_SUPPLIED ENTRIES_
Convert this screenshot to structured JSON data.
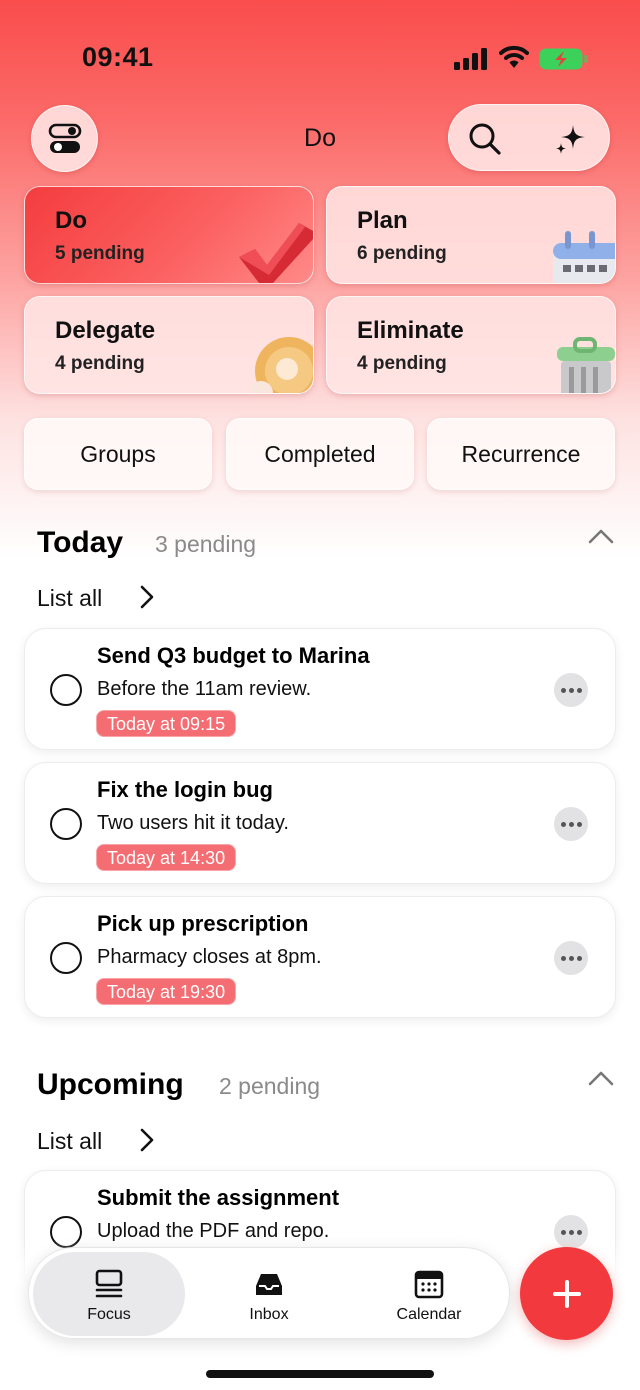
{
  "status": {
    "time": "09:41"
  },
  "header": {
    "title": "Do"
  },
  "quadrants": [
    {
      "title": "Do",
      "subtitle": "5 pending",
      "icon": "checkmark-3d-icon"
    },
    {
      "title": "Plan",
      "subtitle": "6 pending",
      "icon": "calendar-3d-icon"
    },
    {
      "title": "Delegate",
      "subtitle": "4 pending",
      "icon": "donut-3d-icon"
    },
    {
      "title": "Eliminate",
      "subtitle": "4 pending",
      "icon": "trash-can-3d-icon"
    }
  ],
  "chips": [
    "Groups",
    "Completed",
    "Recurrence"
  ],
  "today": {
    "title": "Today",
    "count": "3 pending",
    "list_all": "List all",
    "tasks": [
      {
        "title": "Send Q3 budget to Marina",
        "note": "Before the 11am review.",
        "due": "Today at 09:15"
      },
      {
        "title": "Fix the login bug",
        "note": "Two users hit it today.",
        "due": "Today at 14:30"
      },
      {
        "title": "Pick up prescription",
        "note": "Pharmacy closes at 8pm.",
        "due": "Today at 19:30"
      }
    ]
  },
  "upcoming": {
    "title": "Upcoming",
    "count": "2 pending",
    "list_all": "List all",
    "tasks": [
      {
        "title": "Submit the assignment",
        "note": "Upload the PDF and repo."
      }
    ]
  },
  "tabs": [
    {
      "label": "Focus",
      "icon": "focus-icon"
    },
    {
      "label": "Inbox",
      "icon": "inbox-icon"
    },
    {
      "label": "Calendar",
      "icon": "calendar-icon"
    }
  ],
  "colors": {
    "accent": "#f2393e",
    "due_badge": "#f46d72"
  }
}
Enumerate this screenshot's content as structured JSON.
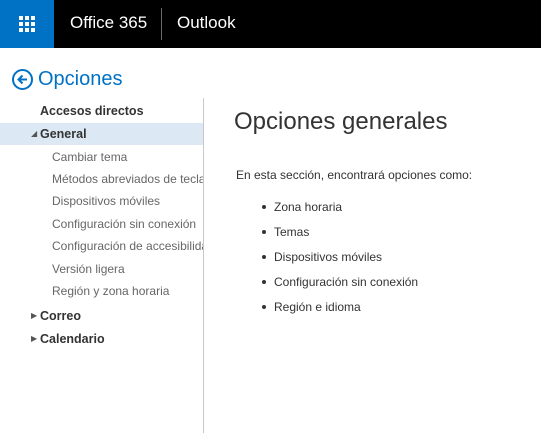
{
  "topbar": {
    "brand": "Office 365",
    "app": "Outlook"
  },
  "header": {
    "back_label": "Opciones"
  },
  "sidebar": {
    "shortcuts": "Accesos directos",
    "general": "General",
    "general_items": [
      "Cambiar tema",
      "Métodos abreviados de tecla",
      "Dispositivos móviles",
      "Configuración sin conexión",
      "Configuración de accesibilidad",
      "Versión ligera",
      "Región y zona horaria"
    ],
    "correo": "Correo",
    "calendario": "Calendario"
  },
  "main": {
    "title": "Opciones generales",
    "intro": "En esta sección, encontrará opciones como:",
    "bullets": [
      "Zona horaria",
      "Temas",
      "Dispositivos móviles",
      "Configuración sin conexión",
      "Región e idioma"
    ]
  },
  "colors": {
    "accent": "#0072c6",
    "topbar": "#000000",
    "selected": "#dce9f5"
  }
}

_WHAT THE TASK REQUIRES_
Without including any pictures, print each record exactly.

_ANSWER TO THIS EXERCISE_
Convert this screenshot to structured JSON data.
{
  "status": {
    "time": "09:41"
  },
  "header": {
    "title": "Do"
  },
  "quadrants": [
    {
      "title": "Do",
      "subtitle": "5 pending",
      "icon": "checkmark-3d-icon"
    },
    {
      "title": "Plan",
      "subtitle": "6 pending",
      "icon": "calendar-3d-icon"
    },
    {
      "title": "Delegate",
      "subtitle": "4 pending",
      "icon": "donut-3d-icon"
    },
    {
      "title": "Eliminate",
      "subtitle": "4 pending",
      "icon": "trash-can-3d-icon"
    }
  ],
  "chips": [
    "Groups",
    "Completed",
    "Recurrence"
  ],
  "today": {
    "title": "Today",
    "count": "3 pending",
    "list_all": "List all",
    "tasks": [
      {
        "title": "Send Q3 budget to Marina",
        "note": "Before the 11am review.",
        "due": "Today at 09:15"
      },
      {
        "title": "Fix the login bug",
        "note": "Two users hit it today.",
        "due": "Today at 14:30"
      },
      {
        "title": "Pick up prescription",
        "note": "Pharmacy closes at 8pm.",
        "due": "Today at 19:30"
      }
    ]
  },
  "upcoming": {
    "title": "Upcoming",
    "count": "2 pending",
    "list_all": "List all",
    "tasks": [
      {
        "title": "Submit the assignment",
        "note": "Upload the PDF and repo."
      }
    ]
  },
  "tabs": [
    {
      "label": "Focus",
      "icon": "focus-icon"
    },
    {
      "label": "Inbox",
      "icon": "inbox-icon"
    },
    {
      "label": "Calendar",
      "icon": "calendar-icon"
    }
  ],
  "colors": {
    "accent": "#f2393e",
    "due_badge": "#f46d72"
  }
}
Enumerate this screenshot's content as structured JSON.
{
  "topbar": {
    "brand": "Office 365",
    "app": "Outlook"
  },
  "header": {
    "back_label": "Opciones"
  },
  "sidebar": {
    "shortcuts": "Accesos directos",
    "general": "General",
    "general_items": [
      "Cambiar tema",
      "Métodos abreviados de tecla",
      "Dispositivos móviles",
      "Configuración sin conexión",
      "Configuración de accesibilidad",
      "Versión ligera",
      "Región y zona horaria"
    ],
    "correo": "Correo",
    "calendario": "Calendario"
  },
  "main": {
    "title": "Opciones generales",
    "intro": "En esta sección, encontrará opciones como:",
    "bullets": [
      "Zona horaria",
      "Temas",
      "Dispositivos móviles",
      "Configuración sin conexión",
      "Región e idioma"
    ]
  },
  "colors": {
    "accent": "#0072c6",
    "topbar": "#000000",
    "selected": "#dce9f5"
  }
}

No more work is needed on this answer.